- Stated exercise:
What is the number of lines that include the word "icon"? Provide only that figure.

- Stored records:
>> BEGIN

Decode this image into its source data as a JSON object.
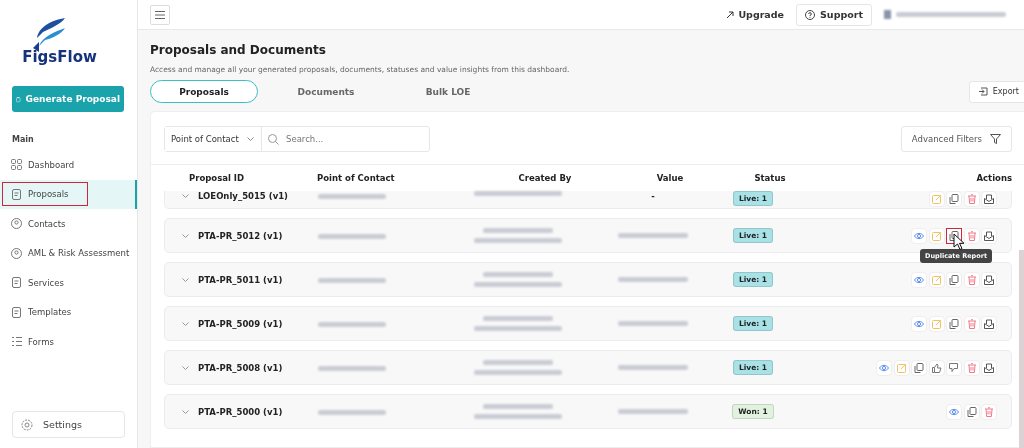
{
  "sidebar": {
    "logo": "FigsFlow",
    "primary_button": "Generate Proposal",
    "section": "Main",
    "items": [
      {
        "label": "Dashboard",
        "selected": false,
        "outlined": false
      },
      {
        "label": "Proposals",
        "selected": true,
        "outlined": true
      },
      {
        "label": "Contacts",
        "selected": false,
        "outlined": false
      },
      {
        "label": "AML & Risk Assessment",
        "selected": false,
        "outlined": false
      },
      {
        "label": "Services",
        "selected": false,
        "outlined": false
      },
      {
        "label": "Templates",
        "selected": false,
        "outlined": false
      },
      {
        "label": "Forms",
        "selected": false,
        "outlined": false
      }
    ],
    "settings": "Settings"
  },
  "topbar": {
    "upgrade": "Upgrade",
    "support": "Support"
  },
  "page": {
    "title": "Proposals and Documents",
    "subtitle": "Access and manage all your generated proposals, documents, statuses and value insights from this dashboard.",
    "export": "Export"
  },
  "tabs": [
    {
      "label": "Proposals",
      "selected": true
    },
    {
      "label": "Documents",
      "selected": false
    },
    {
      "label": "Bulk LOE",
      "selected": false
    }
  ],
  "filters": {
    "dropdown": "Point of Contact",
    "search_placeholder": "Search...",
    "advanced": "Advanced Filters"
  },
  "table": {
    "columns": [
      "Proposal ID",
      "Point of Contact",
      "Created By",
      "Value",
      "Status",
      "Actions"
    ],
    "rows": [
      {
        "id": "LOEOnly_5015 (v1)",
        "value": "-",
        "status": {
          "label": "Live: 1",
          "color": "#a8e2e6"
        },
        "actions": [
          {
            "kind": "edit",
            "hovered": false
          },
          {
            "kind": "copy",
            "hovered": false
          },
          {
            "kind": "delete",
            "hovered": false
          },
          {
            "kind": "send",
            "hovered": false
          }
        ]
      },
      {
        "id": "PTA-PR_5012 (v1)",
        "status": {
          "label": "Live: 1",
          "color": "#a8e2e6"
        },
        "actions": [
          {
            "kind": "view",
            "hovered": false
          },
          {
            "kind": "edit",
            "hovered": false
          },
          {
            "kind": "copy",
            "hovered": true,
            "tooltip": "Duplicate Report"
          },
          {
            "kind": "delete",
            "hovered": false
          },
          {
            "kind": "send",
            "hovered": false
          }
        ]
      },
      {
        "id": "PTA-PR_5011 (v1)",
        "status": {
          "label": "Live: 1",
          "color": "#a8e2e6"
        },
        "actions": [
          {
            "kind": "view",
            "hovered": false
          },
          {
            "kind": "edit",
            "hovered": false
          },
          {
            "kind": "copy",
            "hovered": false
          },
          {
            "kind": "delete",
            "hovered": false
          },
          {
            "kind": "send",
            "hovered": false
          }
        ]
      },
      {
        "id": "PTA-PR_5009 (v1)",
        "status": {
          "label": "Live: 1",
          "color": "#a8e2e6"
        },
        "actions": [
          {
            "kind": "view",
            "hovered": false
          },
          {
            "kind": "edit",
            "hovered": false
          },
          {
            "kind": "copy",
            "hovered": false
          },
          {
            "kind": "delete",
            "hovered": false
          },
          {
            "kind": "send",
            "hovered": false
          }
        ]
      },
      {
        "id": "PTA-PR_5008 (v1)",
        "status": {
          "label": "Live: 1",
          "color": "#a8e2e6"
        },
        "actions": [
          {
            "kind": "view",
            "hovered": false
          },
          {
            "kind": "edit",
            "hovered": false
          },
          {
            "kind": "copy",
            "hovered": false
          },
          {
            "kind": "like",
            "hovered": false
          },
          {
            "kind": "dislike",
            "hovered": false
          },
          {
            "kind": "delete",
            "hovered": false
          },
          {
            "kind": "send",
            "hovered": false
          }
        ]
      },
      {
        "id": "PTA-PR_5000 (v1)",
        "status": {
          "label": "Won: 1",
          "color": "#e1f3df"
        },
        "actions": [
          {
            "kind": "view",
            "hovered": false
          },
          {
            "kind": "copy",
            "hovered": false
          },
          {
            "kind": "delete",
            "hovered": false
          }
        ]
      }
    ]
  }
}
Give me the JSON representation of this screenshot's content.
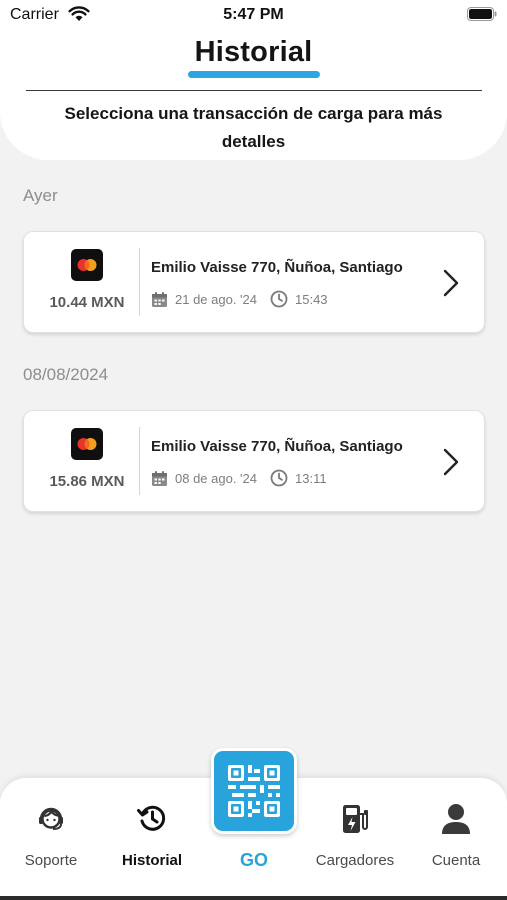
{
  "status_bar": {
    "carrier": "Carrier",
    "time": "5:47 PM"
  },
  "header": {
    "title": "Historial",
    "subtitle": "Selecciona una transacción de carga para más detalles"
  },
  "groups": [
    {
      "label": "Ayer",
      "transactions": [
        {
          "payment_icon": "mastercard-icon",
          "amount": "10.44 MXN",
          "address": "Emilio Vaisse 770, Ñuñoa, Santiago",
          "date": "21 de ago. '24",
          "time": "15:43"
        }
      ]
    },
    {
      "label": "08/08/2024",
      "transactions": [
        {
          "payment_icon": "mastercard-icon",
          "amount": "15.86 MXN",
          "address": "Emilio Vaisse 770, Ñuñoa, Santiago",
          "date": "08 de ago. '24",
          "time": "13:11"
        }
      ]
    }
  ],
  "tabbar": {
    "items": [
      {
        "label": "Soporte",
        "icon": "support-agent-icon",
        "active": false
      },
      {
        "label": "Historial",
        "icon": "history-icon",
        "active": true
      },
      {
        "label": "GO",
        "icon": "qr-code-icon",
        "active": false
      },
      {
        "label": "Cargadores",
        "icon": "ev-charger-icon",
        "active": false
      },
      {
        "label": "Cuenta",
        "icon": "user-icon",
        "active": false
      }
    ]
  },
  "colors": {
    "accent": "#28a3dc",
    "background": "#f2f2f2",
    "card": "#ffffff",
    "muted_text": "#8d8d8d"
  }
}
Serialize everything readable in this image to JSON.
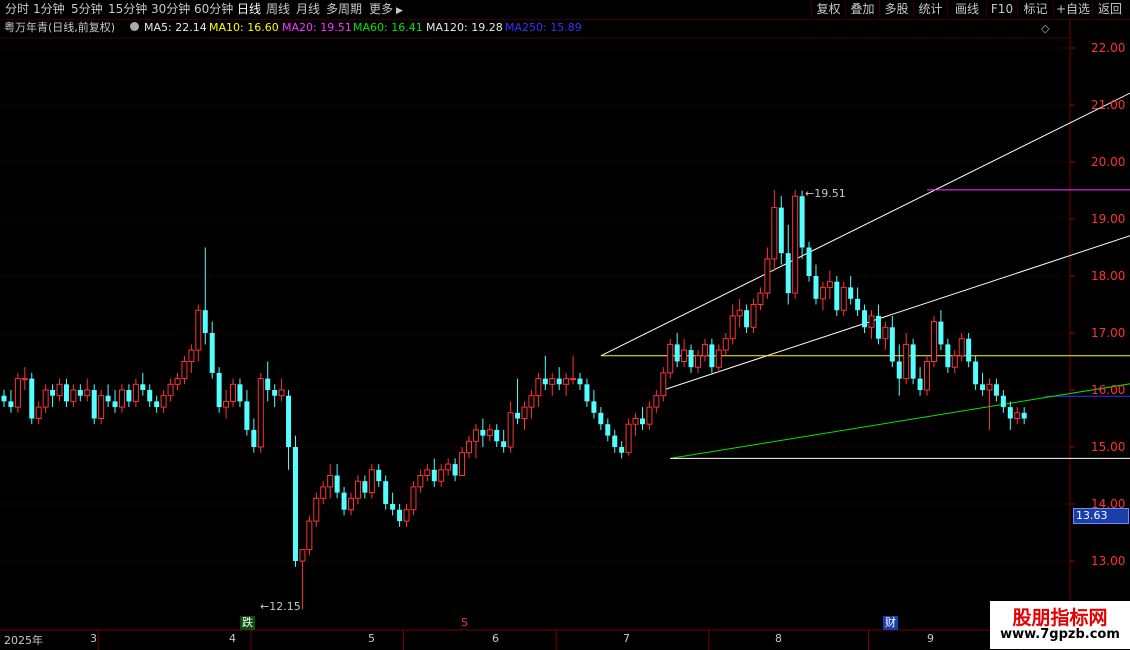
{
  "toolbar": {
    "periods": [
      "分时",
      "1分钟",
      "5分钟",
      "15分钟",
      "30分钟",
      "60分钟",
      "日线",
      "周线",
      "月线",
      "多周期",
      "更多"
    ],
    "active_period": "日线",
    "more_arrow": "▶",
    "right_buttons": [
      "复权",
      "叠加",
      "多股",
      "统计",
      "画线",
      "F10",
      "标记",
      "+自选",
      "返回"
    ]
  },
  "info": {
    "title": "粤万年青(日线,前复权)",
    "ma5": "MA5: 22.14",
    "ma10": "MA10: 16.60",
    "ma20": "MA20: 19.51",
    "ma60": "MA60: 16.41",
    "ma120": "MA120: 19.28",
    "ma250": "MA250: 15.89",
    "colors": {
      "ma5": "#e8e8e8",
      "ma10": "#ffff00",
      "ma20": "#ff33ff",
      "ma60": "#00e600",
      "ma120": "#e8e8e8",
      "ma250": "#3333ff"
    }
  },
  "annotations": {
    "high_label": "19.51",
    "low_label": "12.15",
    "current_price": "13.63",
    "marker_die": "跌",
    "marker_s": "S",
    "marker_cai": "财"
  },
  "time_axis": {
    "year": "2025年",
    "months": [
      "3",
      "4",
      "5",
      "6",
      "7",
      "8",
      "9"
    ]
  },
  "watermark": {
    "title": "股朋指标网",
    "url": "www.7gpzb.com"
  },
  "chart_data": {
    "type": "candlestick",
    "ylim": [
      12.0,
      22.2
    ],
    "y_ticks": [
      13.0,
      14.0,
      15.0,
      16.0,
      17.0,
      18.0,
      19.0,
      20.0,
      21.0,
      22.0
    ],
    "up_color": "#ff3232",
    "down_color": "#54ffff",
    "candles": [
      [
        15.9,
        16.0,
        15.7,
        15.8
      ],
      [
        15.8,
        16.0,
        15.6,
        15.7
      ],
      [
        15.7,
        16.3,
        15.6,
        16.2
      ],
      [
        16.2,
        16.4,
        16.0,
        16.2
      ],
      [
        16.2,
        16.3,
        15.4,
        15.5
      ],
      [
        15.5,
        15.8,
        15.4,
        15.7
      ],
      [
        15.7,
        16.1,
        15.6,
        16.0
      ],
      [
        16.0,
        16.1,
        15.7,
        15.9
      ],
      [
        15.9,
        16.2,
        15.8,
        16.1
      ],
      [
        16.1,
        16.2,
        15.7,
        15.8
      ],
      [
        15.8,
        16.1,
        15.7,
        16.0
      ],
      [
        16.0,
        16.1,
        15.8,
        15.9
      ],
      [
        15.9,
        16.2,
        15.8,
        16.0
      ],
      [
        16.0,
        16.1,
        15.4,
        15.5
      ],
      [
        15.5,
        16.0,
        15.4,
        15.9
      ],
      [
        15.9,
        16.1,
        15.7,
        15.8
      ],
      [
        15.8,
        16.0,
        15.6,
        15.7
      ],
      [
        15.7,
        16.1,
        15.6,
        16.0
      ],
      [
        16.0,
        16.1,
        15.7,
        15.8
      ],
      [
        15.8,
        16.2,
        15.7,
        16.1
      ],
      [
        16.1,
        16.3,
        15.9,
        16.0
      ],
      [
        16.0,
        16.1,
        15.7,
        15.8
      ],
      [
        15.8,
        15.9,
        15.6,
        15.7
      ],
      [
        15.7,
        16.0,
        15.6,
        15.9
      ],
      [
        15.9,
        16.2,
        15.8,
        16.1
      ],
      [
        16.1,
        16.3,
        16.0,
        16.2
      ],
      [
        16.2,
        16.6,
        16.1,
        16.5
      ],
      [
        16.5,
        16.8,
        16.3,
        16.7
      ],
      [
        16.7,
        17.5,
        16.5,
        17.4
      ],
      [
        17.4,
        18.5,
        16.8,
        17.0
      ],
      [
        17.0,
        17.2,
        16.2,
        16.3
      ],
      [
        16.3,
        16.4,
        15.6,
        15.7
      ],
      [
        15.7,
        16.0,
        15.5,
        15.8
      ],
      [
        15.8,
        16.2,
        15.7,
        16.1
      ],
      [
        16.1,
        16.2,
        15.7,
        15.8
      ],
      [
        15.8,
        16.0,
        15.2,
        15.3
      ],
      [
        15.3,
        15.5,
        14.9,
        15.0
      ],
      [
        15.0,
        16.3,
        14.9,
        16.2
      ],
      [
        16.2,
        16.5,
        15.8,
        16.0
      ],
      [
        16.0,
        16.1,
        15.7,
        15.9
      ],
      [
        15.9,
        16.2,
        15.8,
        16.0
      ],
      [
        15.9,
        16.0,
        14.6,
        15.0
      ],
      [
        15.0,
        15.2,
        12.9,
        13.0
      ],
      [
        13.0,
        13.2,
        12.15,
        13.2
      ],
      [
        13.2,
        13.8,
        13.1,
        13.7
      ],
      [
        13.7,
        14.2,
        13.6,
        14.1
      ],
      [
        14.1,
        14.4,
        14.0,
        14.3
      ],
      [
        14.3,
        14.7,
        14.1,
        14.5
      ],
      [
        14.5,
        14.7,
        14.1,
        14.2
      ],
      [
        14.2,
        14.3,
        13.8,
        13.9
      ],
      [
        13.9,
        14.2,
        13.8,
        14.1
      ],
      [
        14.1,
        14.5,
        14.0,
        14.4
      ],
      [
        14.4,
        14.5,
        14.1,
        14.2
      ],
      [
        14.2,
        14.7,
        14.1,
        14.6
      ],
      [
        14.6,
        14.7,
        14.3,
        14.4
      ],
      [
        14.4,
        14.5,
        13.9,
        14.0
      ],
      [
        14.0,
        14.2,
        13.8,
        13.9
      ],
      [
        13.9,
        14.0,
        13.6,
        13.7
      ],
      [
        13.7,
        14.0,
        13.6,
        13.9
      ],
      [
        13.9,
        14.4,
        13.8,
        14.3
      ],
      [
        14.3,
        14.6,
        14.2,
        14.5
      ],
      [
        14.5,
        14.7,
        14.4,
        14.6
      ],
      [
        14.6,
        14.8,
        14.3,
        14.4
      ],
      [
        14.4,
        14.7,
        14.3,
        14.6
      ],
      [
        14.6,
        14.8,
        14.5,
        14.7
      ],
      [
        14.7,
        14.8,
        14.4,
        14.5
      ],
      [
        14.5,
        15.0,
        14.5,
        14.9
      ],
      [
        14.9,
        15.2,
        14.8,
        15.1
      ],
      [
        15.1,
        15.4,
        14.8,
        15.3
      ],
      [
        15.3,
        15.5,
        15.0,
        15.2
      ],
      [
        15.2,
        15.4,
        15.1,
        15.3
      ],
      [
        15.3,
        15.4,
        15.0,
        15.1
      ],
      [
        15.1,
        15.3,
        14.9,
        15.0
      ],
      [
        15.0,
        15.8,
        14.9,
        15.6
      ],
      [
        15.6,
        16.2,
        15.4,
        15.5
      ],
      [
        15.5,
        15.8,
        15.3,
        15.7
      ],
      [
        15.7,
        16.0,
        15.5,
        15.9
      ],
      [
        15.9,
        16.3,
        15.7,
        16.2
      ],
      [
        16.2,
        16.6,
        16.0,
        16.1
      ],
      [
        16.1,
        16.3,
        15.9,
        16.2
      ],
      [
        16.2,
        16.4,
        16.0,
        16.1
      ],
      [
        16.1,
        16.3,
        15.9,
        16.2
      ],
      [
        16.2,
        16.6,
        16.1,
        16.2
      ],
      [
        16.2,
        16.3,
        16.0,
        16.1
      ],
      [
        16.1,
        16.2,
        15.7,
        15.8
      ],
      [
        15.8,
        16.0,
        15.5,
        15.6
      ],
      [
        15.6,
        15.7,
        15.3,
        15.4
      ],
      [
        15.4,
        15.5,
        15.1,
        15.2
      ],
      [
        15.2,
        15.3,
        14.9,
        15.0
      ],
      [
        15.0,
        15.1,
        14.8,
        14.9
      ],
      [
        14.9,
        15.5,
        14.85,
        15.4
      ],
      [
        15.4,
        15.6,
        15.2,
        15.5
      ],
      [
        15.5,
        15.7,
        15.3,
        15.4
      ],
      [
        15.4,
        15.8,
        15.3,
        15.7
      ],
      [
        15.7,
        16.0,
        15.6,
        15.9
      ],
      [
        15.9,
        16.4,
        15.8,
        16.3
      ],
      [
        16.3,
        16.9,
        16.2,
        16.8
      ],
      [
        16.8,
        17.0,
        16.4,
        16.5
      ],
      [
        16.5,
        16.9,
        16.4,
        16.7
      ],
      [
        16.7,
        16.8,
        16.3,
        16.4
      ],
      [
        16.4,
        16.7,
        16.3,
        16.6
      ],
      [
        16.6,
        16.9,
        16.5,
        16.8
      ],
      [
        16.8,
        16.9,
        16.3,
        16.4
      ],
      [
        16.4,
        16.8,
        16.3,
        16.7
      ],
      [
        16.7,
        17.0,
        16.6,
        16.9
      ],
      [
        16.9,
        17.5,
        16.8,
        17.3
      ],
      [
        17.3,
        17.6,
        17.1,
        17.4
      ],
      [
        17.4,
        17.5,
        17.0,
        17.1
      ],
      [
        17.1,
        17.6,
        17.0,
        17.5
      ],
      [
        17.5,
        17.8,
        17.4,
        17.7
      ],
      [
        17.7,
        18.5,
        17.6,
        18.3
      ],
      [
        18.3,
        19.51,
        18.1,
        19.2
      ],
      [
        19.2,
        19.4,
        18.2,
        18.4
      ],
      [
        18.4,
        18.9,
        17.5,
        17.7
      ],
      [
        17.7,
        19.51,
        17.6,
        19.4
      ],
      [
        19.4,
        19.5,
        18.3,
        18.5
      ],
      [
        18.5,
        18.6,
        17.9,
        18.0
      ],
      [
        18.0,
        18.2,
        17.5,
        17.6
      ],
      [
        17.6,
        17.9,
        17.4,
        17.8
      ],
      [
        17.8,
        18.1,
        17.6,
        17.9
      ],
      [
        17.9,
        18.0,
        17.3,
        17.4
      ],
      [
        17.4,
        17.9,
        17.3,
        17.8
      ],
      [
        17.8,
        18.0,
        17.5,
        17.6
      ],
      [
        17.6,
        17.8,
        17.3,
        17.4
      ],
      [
        17.4,
        17.5,
        17.0,
        17.1
      ],
      [
        17.1,
        17.4,
        16.9,
        17.3
      ],
      [
        17.3,
        17.5,
        16.8,
        16.9
      ],
      [
        16.9,
        17.2,
        16.7,
        17.1
      ],
      [
        17.1,
        17.3,
        16.4,
        16.5
      ],
      [
        16.5,
        16.8,
        15.9,
        16.2
      ],
      [
        16.2,
        17.0,
        16.1,
        16.8
      ],
      [
        16.8,
        16.9,
        16.1,
        16.2
      ],
      [
        16.2,
        16.4,
        15.9,
        16.0
      ],
      [
        16.0,
        16.6,
        15.9,
        16.5
      ],
      [
        16.5,
        17.3,
        16.4,
        17.2
      ],
      [
        17.2,
        17.4,
        16.7,
        16.8
      ],
      [
        16.8,
        16.9,
        16.3,
        16.4
      ],
      [
        16.4,
        16.7,
        16.3,
        16.6
      ],
      [
        16.6,
        17.0,
        16.5,
        16.9
      ],
      [
        16.9,
        17.0,
        16.4,
        16.5
      ],
      [
        16.5,
        16.6,
        16.0,
        16.1
      ],
      [
        16.1,
        16.3,
        15.9,
        16.0
      ],
      [
        16.0,
        16.2,
        15.3,
        16.1
      ],
      [
        16.1,
        16.2,
        15.8,
        15.9
      ],
      [
        15.9,
        16.0,
        15.6,
        15.7
      ],
      [
        15.7,
        15.8,
        15.3,
        15.5
      ],
      [
        15.5,
        15.7,
        15.4,
        15.6
      ],
      [
        15.6,
        15.7,
        15.4,
        15.5
      ]
    ],
    "drawn_lines": [
      {
        "color": "#ffffff",
        "from": [
          86,
          16.6
        ],
        "to": [
          177,
          22.1
        ]
      },
      {
        "color": "#ffffff",
        "from": [
          95,
          16.0
        ],
        "to": [
          177,
          19.3
        ]
      },
      {
        "color": "#ffff00",
        "from": [
          86,
          16.6
        ],
        "to": [
          177,
          16.6
        ]
      },
      {
        "color": "#ff33ff",
        "from": [
          133,
          19.51
        ],
        "to": [
          177,
          19.51
        ]
      },
      {
        "color": "#3333ff",
        "from": [
          150,
          15.89
        ],
        "to": [
          177,
          15.89
        ]
      },
      {
        "color": "#00e600",
        "from": [
          96,
          14.8
        ],
        "to": [
          177,
          16.4
        ]
      },
      {
        "color": "#ffffff",
        "from": [
          96,
          14.8
        ],
        "to": [
          177,
          14.8
        ]
      }
    ],
    "month_bars": [
      14,
      36,
      58,
      80,
      102,
      125,
      147
    ]
  }
}
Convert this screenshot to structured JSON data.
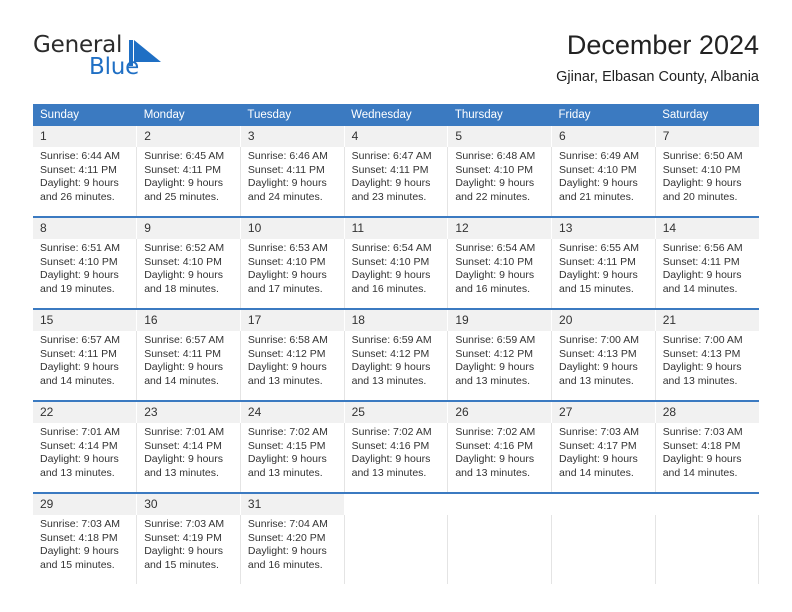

>> END

- Task answer:
7